- REQUIRED WORK -
Report only the number of lines in the records that contain the word "Kabid".

- MATERIAL TO PROCESS -
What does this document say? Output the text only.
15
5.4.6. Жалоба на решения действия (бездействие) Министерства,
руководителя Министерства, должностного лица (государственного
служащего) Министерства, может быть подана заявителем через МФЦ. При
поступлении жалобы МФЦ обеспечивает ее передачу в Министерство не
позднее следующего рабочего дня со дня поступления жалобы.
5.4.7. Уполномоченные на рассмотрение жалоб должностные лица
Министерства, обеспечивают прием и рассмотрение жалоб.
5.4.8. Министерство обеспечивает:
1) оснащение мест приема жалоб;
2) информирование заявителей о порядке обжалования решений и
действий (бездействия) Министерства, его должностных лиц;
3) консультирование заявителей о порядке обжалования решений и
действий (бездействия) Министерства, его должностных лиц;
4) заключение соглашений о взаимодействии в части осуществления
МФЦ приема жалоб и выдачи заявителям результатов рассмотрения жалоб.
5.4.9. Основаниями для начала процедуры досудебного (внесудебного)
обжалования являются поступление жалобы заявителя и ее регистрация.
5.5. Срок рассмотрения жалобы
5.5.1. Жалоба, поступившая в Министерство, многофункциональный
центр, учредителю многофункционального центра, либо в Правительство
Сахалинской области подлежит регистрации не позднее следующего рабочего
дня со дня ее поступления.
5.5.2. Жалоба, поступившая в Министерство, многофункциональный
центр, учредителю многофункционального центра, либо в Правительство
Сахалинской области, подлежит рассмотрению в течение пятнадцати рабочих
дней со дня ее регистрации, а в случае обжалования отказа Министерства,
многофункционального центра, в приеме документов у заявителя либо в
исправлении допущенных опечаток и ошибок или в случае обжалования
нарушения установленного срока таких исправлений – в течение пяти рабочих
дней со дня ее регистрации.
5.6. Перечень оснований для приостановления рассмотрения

...

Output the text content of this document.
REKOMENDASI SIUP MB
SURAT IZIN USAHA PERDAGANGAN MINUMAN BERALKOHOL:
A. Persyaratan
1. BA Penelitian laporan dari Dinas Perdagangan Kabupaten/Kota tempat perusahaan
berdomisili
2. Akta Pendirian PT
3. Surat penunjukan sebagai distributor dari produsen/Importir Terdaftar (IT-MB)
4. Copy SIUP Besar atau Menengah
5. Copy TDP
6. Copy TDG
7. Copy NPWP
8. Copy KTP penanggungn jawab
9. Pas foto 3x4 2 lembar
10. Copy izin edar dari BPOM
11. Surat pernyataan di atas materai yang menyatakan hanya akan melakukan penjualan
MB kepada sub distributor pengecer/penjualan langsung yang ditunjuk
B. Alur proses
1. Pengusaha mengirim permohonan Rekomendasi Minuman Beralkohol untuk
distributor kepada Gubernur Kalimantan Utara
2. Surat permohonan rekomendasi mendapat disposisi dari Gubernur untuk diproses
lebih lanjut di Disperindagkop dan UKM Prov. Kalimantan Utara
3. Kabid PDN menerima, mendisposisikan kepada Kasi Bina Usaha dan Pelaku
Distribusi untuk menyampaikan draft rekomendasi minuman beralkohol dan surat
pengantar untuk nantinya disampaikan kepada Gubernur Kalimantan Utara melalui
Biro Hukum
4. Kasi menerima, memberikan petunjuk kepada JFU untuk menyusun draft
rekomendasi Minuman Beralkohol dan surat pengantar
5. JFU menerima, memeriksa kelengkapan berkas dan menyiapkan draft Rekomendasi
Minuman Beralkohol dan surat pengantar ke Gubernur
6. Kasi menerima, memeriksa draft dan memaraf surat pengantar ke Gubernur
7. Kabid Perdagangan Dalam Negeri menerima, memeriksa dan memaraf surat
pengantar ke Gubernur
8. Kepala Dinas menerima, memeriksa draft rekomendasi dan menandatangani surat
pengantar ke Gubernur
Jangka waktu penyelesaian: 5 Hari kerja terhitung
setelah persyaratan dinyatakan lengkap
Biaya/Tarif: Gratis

- SOLUTION TO THE EXERCISE -
2